- [Task requirements]:
In your copy, include every line of the listing below exactly but none of the pictures.

[start of Material for this exercise]

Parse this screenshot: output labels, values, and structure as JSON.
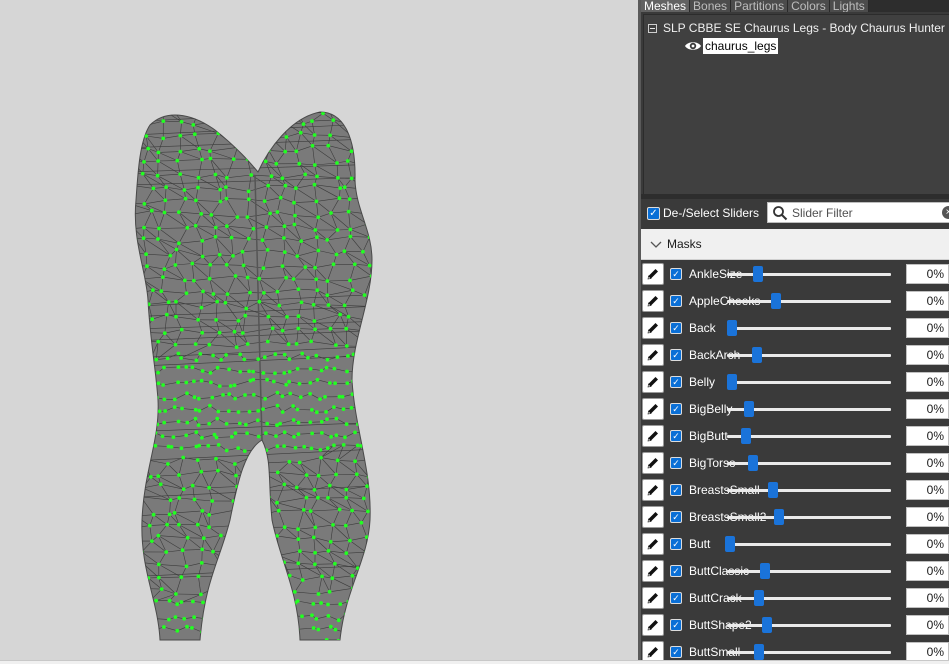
{
  "tabs": [
    "Meshes",
    "Bones",
    "Partitions",
    "Colors",
    "Lights"
  ],
  "active_tab": "Meshes",
  "mesh_tree": {
    "root_label": "SLP CBBE SE Chaurus Legs - Body Chaurus Hunter",
    "child_label": "chaurus_legs",
    "child_icon": "eye-icon"
  },
  "slider_toolbar": {
    "deselect_label": "De-/Select Sliders",
    "filter_placeholder": "Slider Filter"
  },
  "masks_label": "Masks",
  "colors": {
    "accent": "#1a73d9",
    "vertex": "#22ff22",
    "mesh": "#7a7a7a",
    "panel": "#3a3a3a"
  },
  "sliders": [
    {
      "name": "AnkleSize",
      "value": "0%",
      "level": 0
    },
    {
      "name": "AppleCheeks",
      "value": "0%",
      "level": 0
    },
    {
      "name": "Back",
      "value": "0%",
      "level": 0
    },
    {
      "name": "BackArch",
      "value": "0%",
      "level": 0
    },
    {
      "name": "Belly",
      "value": "0%",
      "level": 0
    },
    {
      "name": "BigBelly",
      "value": "0%",
      "level": 0
    },
    {
      "name": "BigButt",
      "value": "0%",
      "level": 0
    },
    {
      "name": "BigTorso",
      "value": "0%",
      "level": 0
    },
    {
      "name": "BreastsSmall",
      "value": "0%",
      "level": 0
    },
    {
      "name": "BreastsSmall2",
      "value": "0%",
      "level": 0
    },
    {
      "name": "Butt",
      "value": "0%",
      "level": 0
    },
    {
      "name": "ButtClassic",
      "value": "0%",
      "level": 0
    },
    {
      "name": "ButtCrack",
      "value": "0%",
      "level": 0
    },
    {
      "name": "ButtShape2",
      "value": "0%",
      "level": 0
    },
    {
      "name": "ButtSmall",
      "value": "0%",
      "level": 0
    }
  ]
}
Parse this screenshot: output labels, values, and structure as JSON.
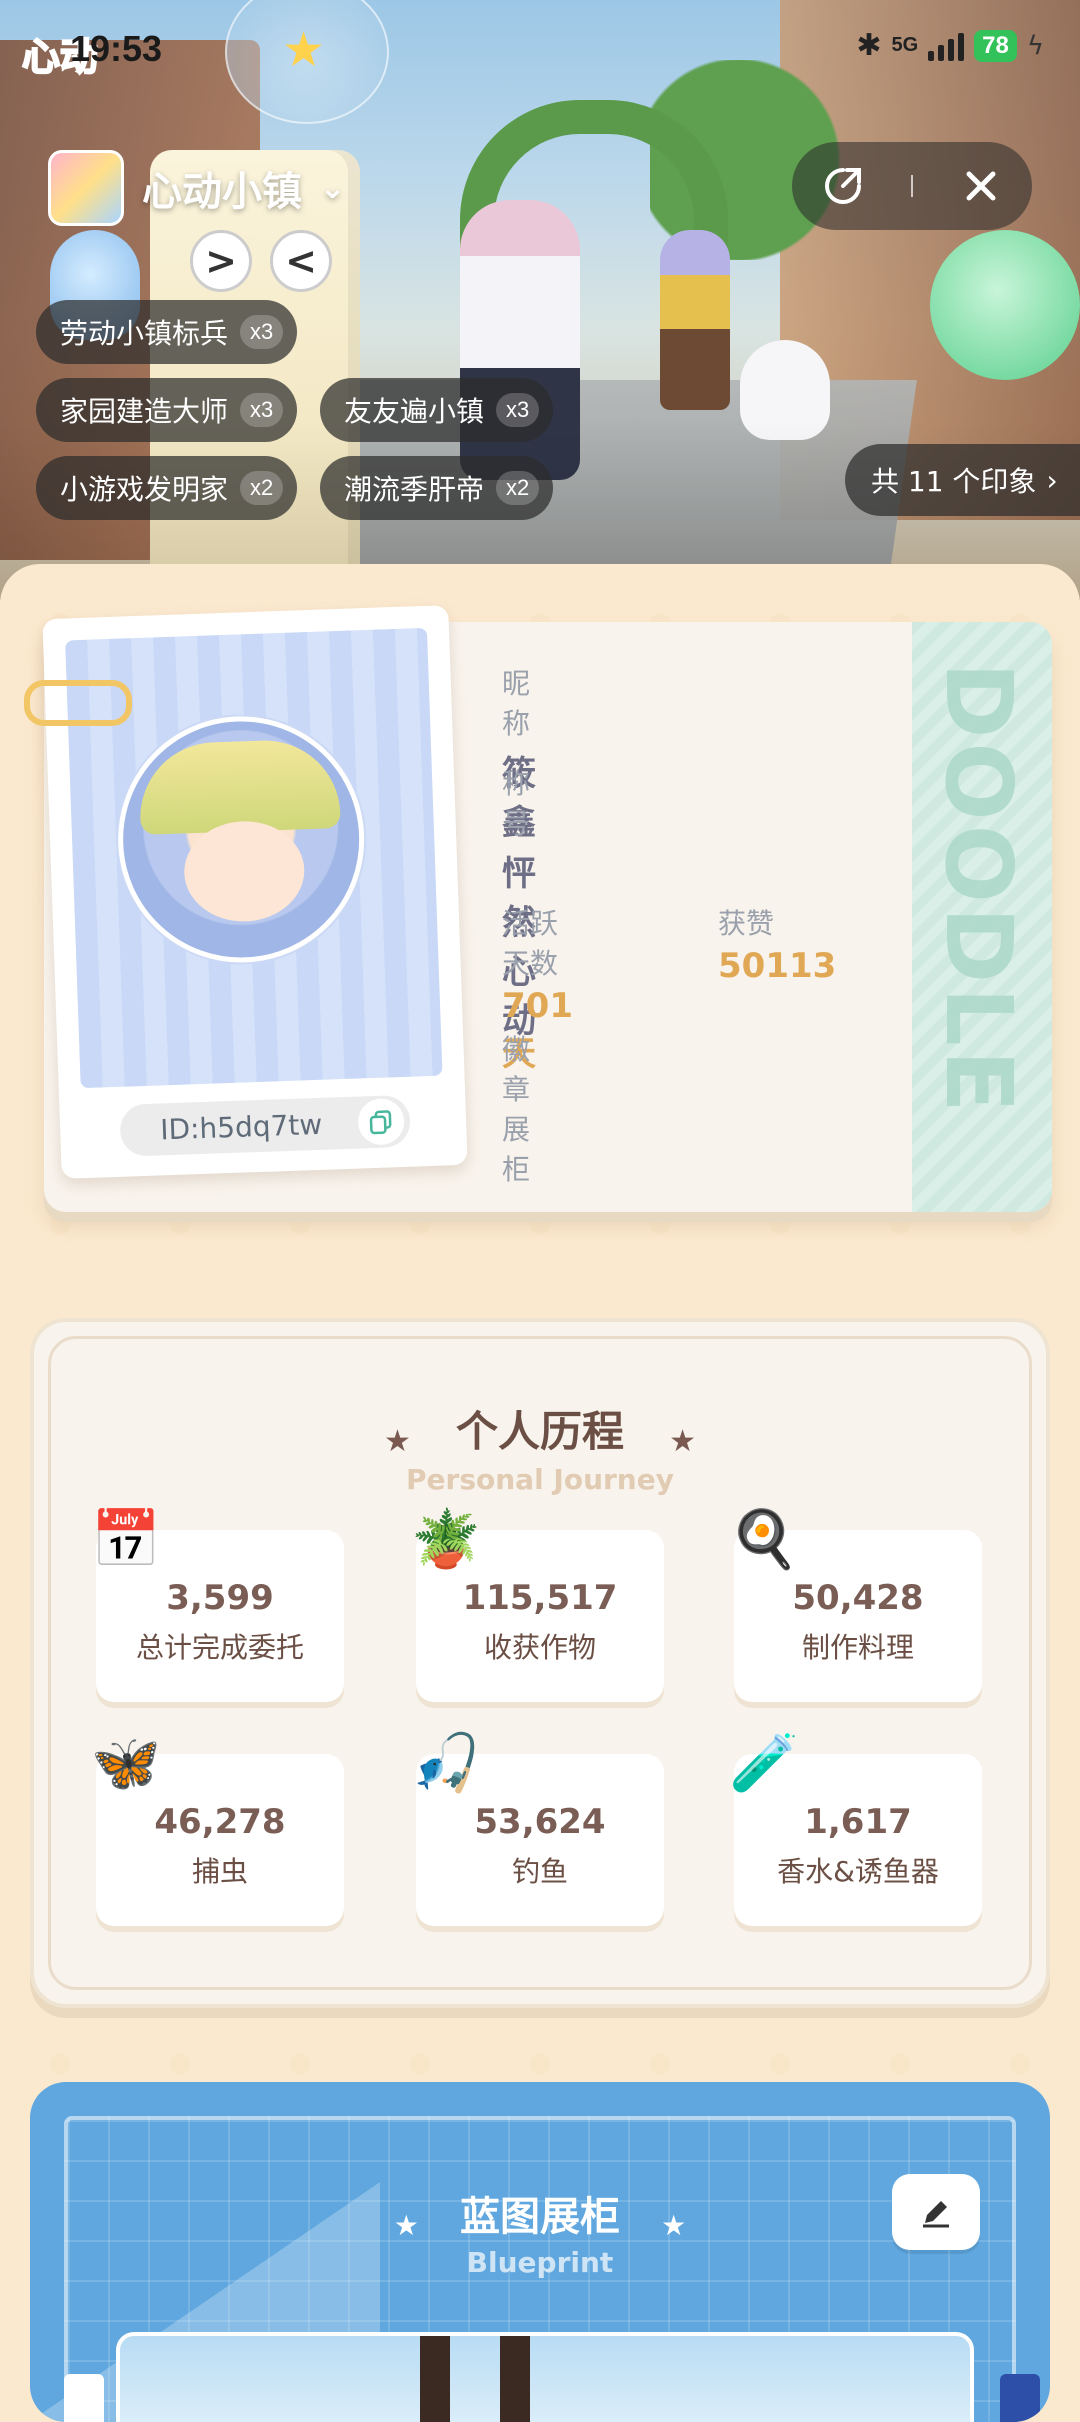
{
  "status_bar": {
    "time": "19:53",
    "logo_text": "心动",
    "network": "5G",
    "battery": "78",
    "colors": {
      "battery": "#33c15a"
    }
  },
  "game": {
    "name": "心动小镇",
    "icon": "game-icon"
  },
  "top_actions": {
    "share_icon": "share-icon",
    "close_icon": "close-icon"
  },
  "badges": [
    {
      "name": "劳动小镇标兵",
      "count": "x3"
    },
    {
      "name": "家园建造大师",
      "count": "x3"
    },
    {
      "name": "友友遍小镇",
      "count": "x3"
    },
    {
      "name": "小游戏发明家",
      "count": "x2"
    },
    {
      "name": "潮流季肝帝",
      "count": "x2"
    }
  ],
  "impressions": {
    "label": "共 11 个印象"
  },
  "profile": {
    "nickname_label": "昵称",
    "nickname": "筱鑫",
    "title_label": "称号",
    "title": "怦然心动",
    "active_days_label": "活跃天数",
    "active_days": "701天",
    "likes_label": "获赞",
    "likes": "50113",
    "badge_cabinet_label": "徽章展柜",
    "id_text": "ID:h5dq7tw",
    "stripe_text": "DOODLE",
    "colors": {
      "gold": "#e0a855",
      "stripe": "#cfe9e1"
    }
  },
  "journey": {
    "title": "个人历程",
    "subtitle": "Personal Journey",
    "stats": [
      {
        "value": "3,599",
        "label": "总计完成委托",
        "icon": "calendar-icon"
      },
      {
        "value": "115,517",
        "label": "收获作物",
        "icon": "watering-can-icon"
      },
      {
        "value": "50,428",
        "label": "制作料理",
        "icon": "stove-icon"
      },
      {
        "value": "46,278",
        "label": "捕虫",
        "icon": "bug-net-icon"
      },
      {
        "value": "53,624",
        "label": "钓鱼",
        "icon": "fishing-rod-icon"
      },
      {
        "value": "1,617",
        "label": "香水&诱鱼器",
        "icon": "perfume-icon"
      }
    ]
  },
  "blueprint": {
    "title": "蓝图展柜",
    "subtitle": "Blueprint",
    "colors": {
      "background": "#5fa7de"
    }
  }
}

[end of Material for this exercise]

- [Reply to the task]:
Parse this screenshot: output labels, values, and structure as JSON.
{
  "tabs": [
    "Meshes",
    "Bones",
    "Partitions",
    "Colors",
    "Lights"
  ],
  "active_tab": "Meshes",
  "mesh_tree": {
    "root_label": "SLP CBBE SE Chaurus Legs - Body Chaurus Hunter",
    "child_label": "chaurus_legs",
    "child_icon": "eye-icon"
  },
  "slider_toolbar": {
    "deselect_label": "De-/Select Sliders",
    "filter_placeholder": "Slider Filter"
  },
  "masks_label": "Masks",
  "colors": {
    "accent": "#1a73d9",
    "vertex": "#22ff22",
    "mesh": "#7a7a7a",
    "panel": "#3a3a3a"
  },
  "sliders": [
    {
      "name": "AnkleSize",
      "value": "0%",
      "level": 0
    },
    {
      "name": "AppleCheeks",
      "value": "0%",
      "level": 0
    },
    {
      "name": "Back",
      "value": "0%",
      "level": 0
    },
    {
      "name": "BackArch",
      "value": "0%",
      "level": 0
    },
    {
      "name": "Belly",
      "value": "0%",
      "level": 0
    },
    {
      "name": "BigBelly",
      "value": "0%",
      "level": 0
    },
    {
      "name": "BigButt",
      "value": "0%",
      "level": 0
    },
    {
      "name": "BigTorso",
      "value": "0%",
      "level": 0
    },
    {
      "name": "BreastsSmall",
      "value": "0%",
      "level": 0
    },
    {
      "name": "BreastsSmall2",
      "value": "0%",
      "level": 0
    },
    {
      "name": "Butt",
      "value": "0%",
      "level": 0
    },
    {
      "name": "ButtClassic",
      "value": "0%",
      "level": 0
    },
    {
      "name": "ButtCrack",
      "value": "0%",
      "level": 0
    },
    {
      "name": "ButtShape2",
      "value": "0%",
      "level": 0
    },
    {
      "name": "ButtSmall",
      "value": "0%",
      "level": 0
    }
  ]
}
Parse this screenshot: output labels, values, and structure as JSON.
{
  "status_bar": {
    "time": "19:53",
    "logo_text": "心动",
    "network": "5G",
    "battery": "78",
    "colors": {
      "battery": "#33c15a"
    }
  },
  "game": {
    "name": "心动小镇",
    "icon": "game-icon"
  },
  "top_actions": {
    "share_icon": "share-icon",
    "close_icon": "close-icon"
  },
  "badges": [
    {
      "name": "劳动小镇标兵",
      "count": "x3"
    },
    {
      "name": "家园建造大师",
      "count": "x3"
    },
    {
      "name": "友友遍小镇",
      "count": "x3"
    },
    {
      "name": "小游戏发明家",
      "count": "x2"
    },
    {
      "name": "潮流季肝帝",
      "count": "x2"
    }
  ],
  "impressions": {
    "label": "共 11 个印象"
  },
  "profile": {
    "nickname_label": "昵称",
    "nickname": "筱鑫",
    "title_label": "称号",
    "title": "怦然心动",
    "active_days_label": "活跃天数",
    "active_days": "701天",
    "likes_label": "获赞",
    "likes": "50113",
    "badge_cabinet_label": "徽章展柜",
    "id_text": "ID:h5dq7tw",
    "stripe_text": "DOODLE",
    "colors": {
      "gold": "#e0a855",
      "stripe": "#cfe9e1"
    }
  },
  "journey": {
    "title": "个人历程",
    "subtitle": "Personal Journey",
    "stats": [
      {
        "value": "3,599",
        "label": "总计完成委托",
        "icon": "calendar-icon"
      },
      {
        "value": "115,517",
        "label": "收获作物",
        "icon": "watering-can-icon"
      },
      {
        "value": "50,428",
        "label": "制作料理",
        "icon": "stove-icon"
      },
      {
        "value": "46,278",
        "label": "捕虫",
        "icon": "bug-net-icon"
      },
      {
        "value": "53,624",
        "label": "钓鱼",
        "icon": "fishing-rod-icon"
      },
      {
        "value": "1,617",
        "label": "香水&诱鱼器",
        "icon": "perfume-icon"
      }
    ]
  },
  "blueprint": {
    "title": "蓝图展柜",
    "subtitle": "Blueprint",
    "colors": {
      "background": "#5fa7de"
    }
  }
}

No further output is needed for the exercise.